#### [Direction]
Go through the entries below, tally each line with the string "belső", and give the final number by itself.

--- start Supplied data ---

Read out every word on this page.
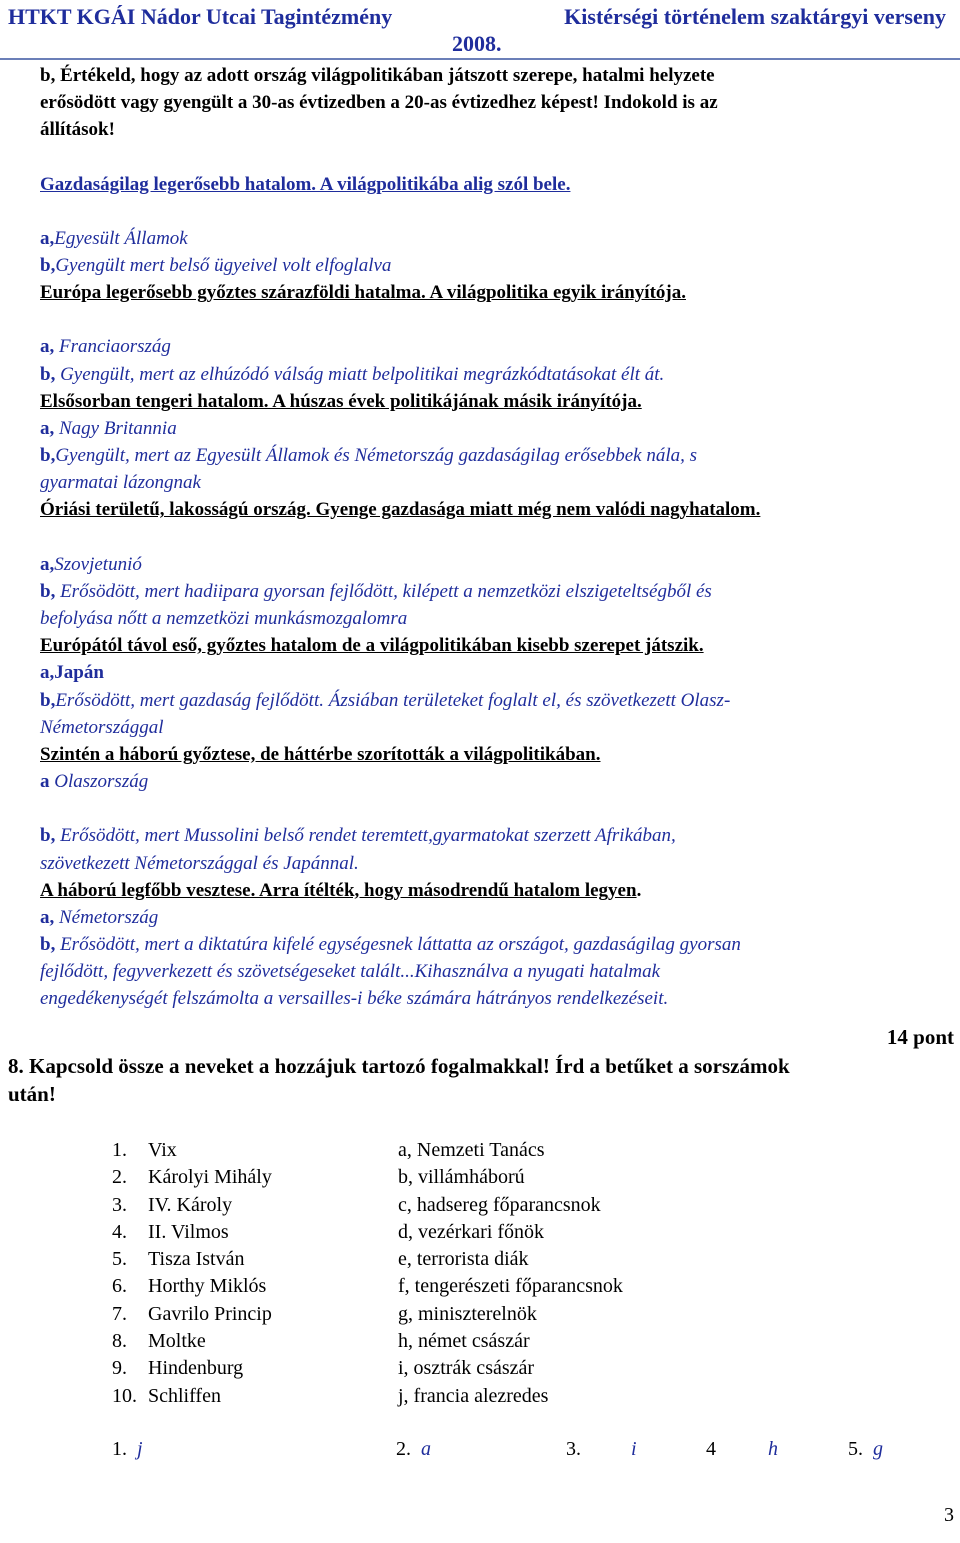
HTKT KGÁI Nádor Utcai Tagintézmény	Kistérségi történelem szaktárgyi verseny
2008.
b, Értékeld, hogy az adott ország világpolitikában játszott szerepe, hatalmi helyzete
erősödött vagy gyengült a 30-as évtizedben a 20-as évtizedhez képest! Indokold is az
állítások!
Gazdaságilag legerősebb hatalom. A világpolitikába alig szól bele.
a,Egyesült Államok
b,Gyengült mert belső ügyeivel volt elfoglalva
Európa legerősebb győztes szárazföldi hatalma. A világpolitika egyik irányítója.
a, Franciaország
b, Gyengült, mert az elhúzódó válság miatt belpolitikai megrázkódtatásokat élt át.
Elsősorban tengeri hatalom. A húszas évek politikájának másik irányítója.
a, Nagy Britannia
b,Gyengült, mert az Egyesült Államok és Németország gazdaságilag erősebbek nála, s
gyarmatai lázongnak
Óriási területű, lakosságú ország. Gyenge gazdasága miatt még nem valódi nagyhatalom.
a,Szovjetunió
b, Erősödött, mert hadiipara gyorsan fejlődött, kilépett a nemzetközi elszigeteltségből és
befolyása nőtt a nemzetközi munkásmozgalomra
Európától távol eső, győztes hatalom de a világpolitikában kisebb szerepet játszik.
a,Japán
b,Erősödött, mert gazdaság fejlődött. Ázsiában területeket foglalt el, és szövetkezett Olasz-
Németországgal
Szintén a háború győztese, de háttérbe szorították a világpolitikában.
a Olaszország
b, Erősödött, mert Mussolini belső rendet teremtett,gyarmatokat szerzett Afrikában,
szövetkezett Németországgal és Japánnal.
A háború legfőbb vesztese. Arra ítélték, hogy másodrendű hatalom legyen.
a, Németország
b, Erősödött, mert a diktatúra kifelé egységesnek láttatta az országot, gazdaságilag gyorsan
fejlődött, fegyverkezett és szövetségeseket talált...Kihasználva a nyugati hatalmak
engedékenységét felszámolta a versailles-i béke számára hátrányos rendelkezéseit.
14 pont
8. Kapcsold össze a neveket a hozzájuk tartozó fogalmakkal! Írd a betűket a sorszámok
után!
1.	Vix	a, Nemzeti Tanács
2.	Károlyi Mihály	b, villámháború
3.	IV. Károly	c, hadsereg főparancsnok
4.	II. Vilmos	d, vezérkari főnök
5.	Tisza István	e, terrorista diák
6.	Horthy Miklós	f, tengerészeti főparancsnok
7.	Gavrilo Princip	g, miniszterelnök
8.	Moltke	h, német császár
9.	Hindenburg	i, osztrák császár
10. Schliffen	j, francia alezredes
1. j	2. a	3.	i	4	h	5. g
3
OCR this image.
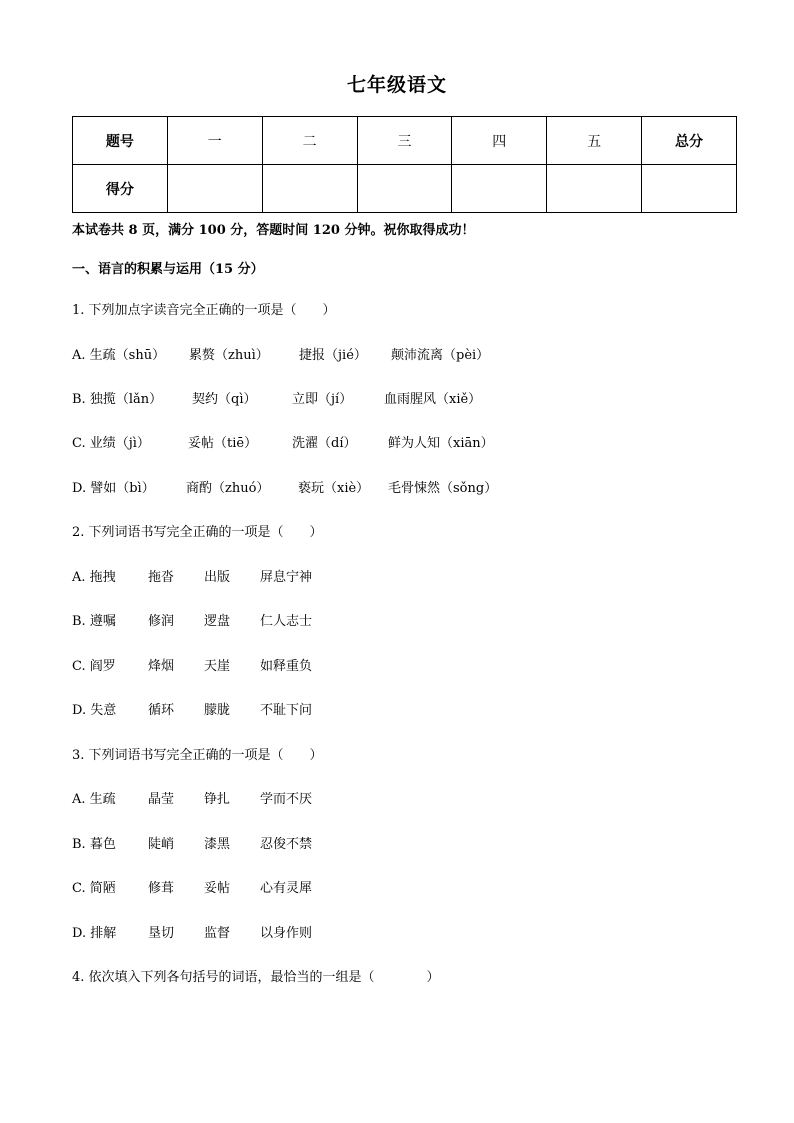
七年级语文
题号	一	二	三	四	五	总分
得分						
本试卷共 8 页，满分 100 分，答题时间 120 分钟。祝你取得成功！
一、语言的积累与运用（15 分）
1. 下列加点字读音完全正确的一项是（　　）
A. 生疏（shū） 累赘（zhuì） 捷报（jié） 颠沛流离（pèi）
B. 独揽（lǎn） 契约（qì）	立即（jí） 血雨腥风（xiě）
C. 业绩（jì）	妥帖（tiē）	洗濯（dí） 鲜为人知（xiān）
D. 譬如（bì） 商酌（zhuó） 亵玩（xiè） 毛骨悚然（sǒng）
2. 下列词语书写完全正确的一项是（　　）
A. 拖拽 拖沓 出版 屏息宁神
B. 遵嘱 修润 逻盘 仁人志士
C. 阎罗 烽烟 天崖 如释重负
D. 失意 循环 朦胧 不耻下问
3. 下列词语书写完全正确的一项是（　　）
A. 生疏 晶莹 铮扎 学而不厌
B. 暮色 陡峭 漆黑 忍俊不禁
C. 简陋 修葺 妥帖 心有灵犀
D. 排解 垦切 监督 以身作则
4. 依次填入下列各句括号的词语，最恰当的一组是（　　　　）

--- end Supplied data ---
--- start Supplied data ---

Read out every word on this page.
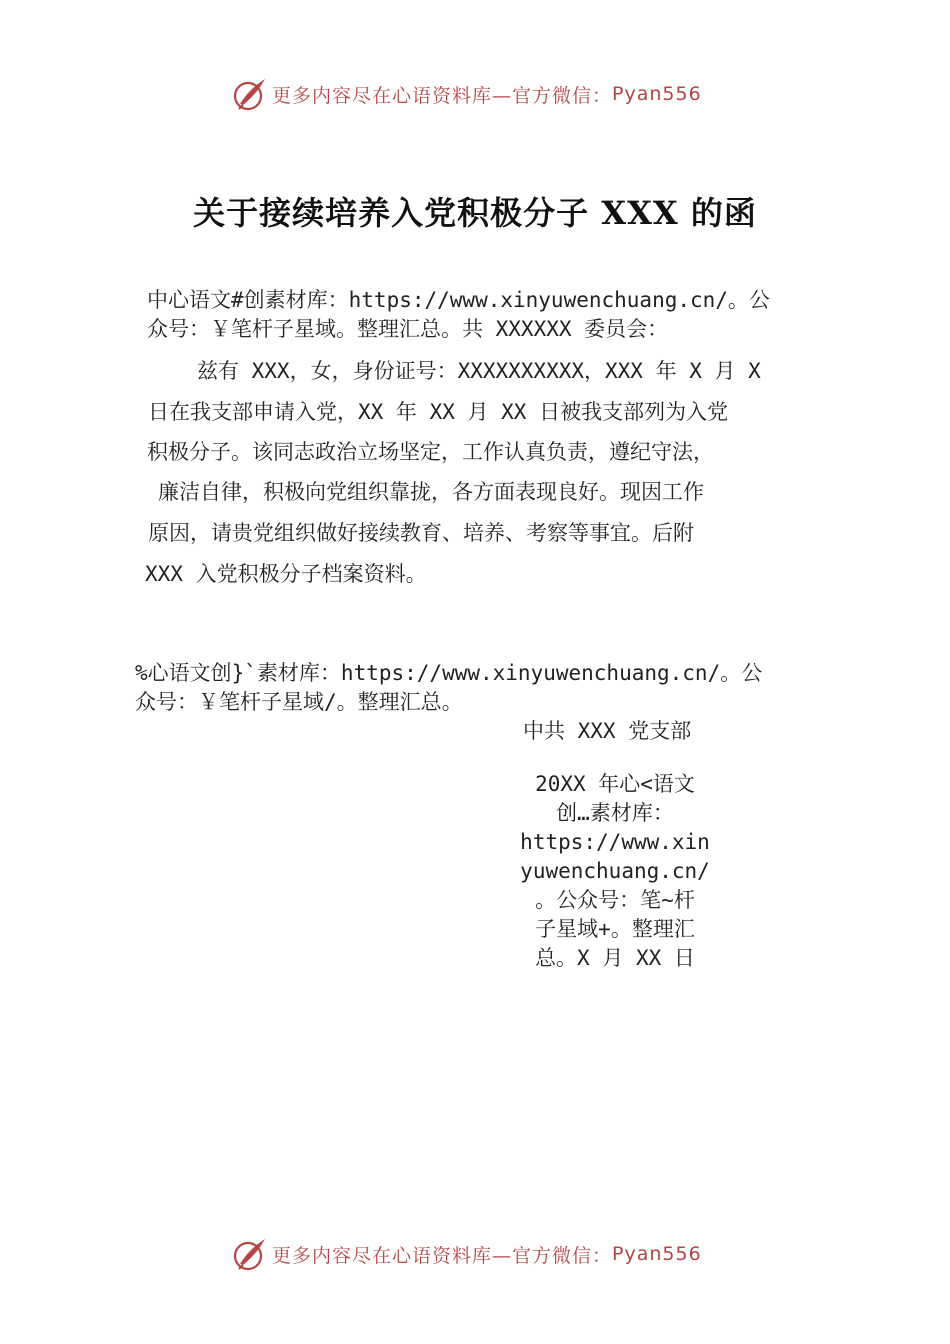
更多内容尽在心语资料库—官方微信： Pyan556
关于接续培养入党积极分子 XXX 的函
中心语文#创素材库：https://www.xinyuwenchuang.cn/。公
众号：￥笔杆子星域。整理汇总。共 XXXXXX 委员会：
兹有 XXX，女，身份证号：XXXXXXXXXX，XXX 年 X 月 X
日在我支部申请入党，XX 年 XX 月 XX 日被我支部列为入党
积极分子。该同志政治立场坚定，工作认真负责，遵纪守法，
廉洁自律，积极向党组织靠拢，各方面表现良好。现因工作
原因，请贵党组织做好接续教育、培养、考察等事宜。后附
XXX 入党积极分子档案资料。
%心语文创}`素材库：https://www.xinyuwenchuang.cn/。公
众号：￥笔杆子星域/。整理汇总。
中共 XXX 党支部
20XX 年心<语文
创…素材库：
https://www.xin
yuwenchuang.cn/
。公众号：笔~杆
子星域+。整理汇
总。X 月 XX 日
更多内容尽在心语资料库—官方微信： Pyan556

--- end Supplied data ---

#### [Exercise response]
2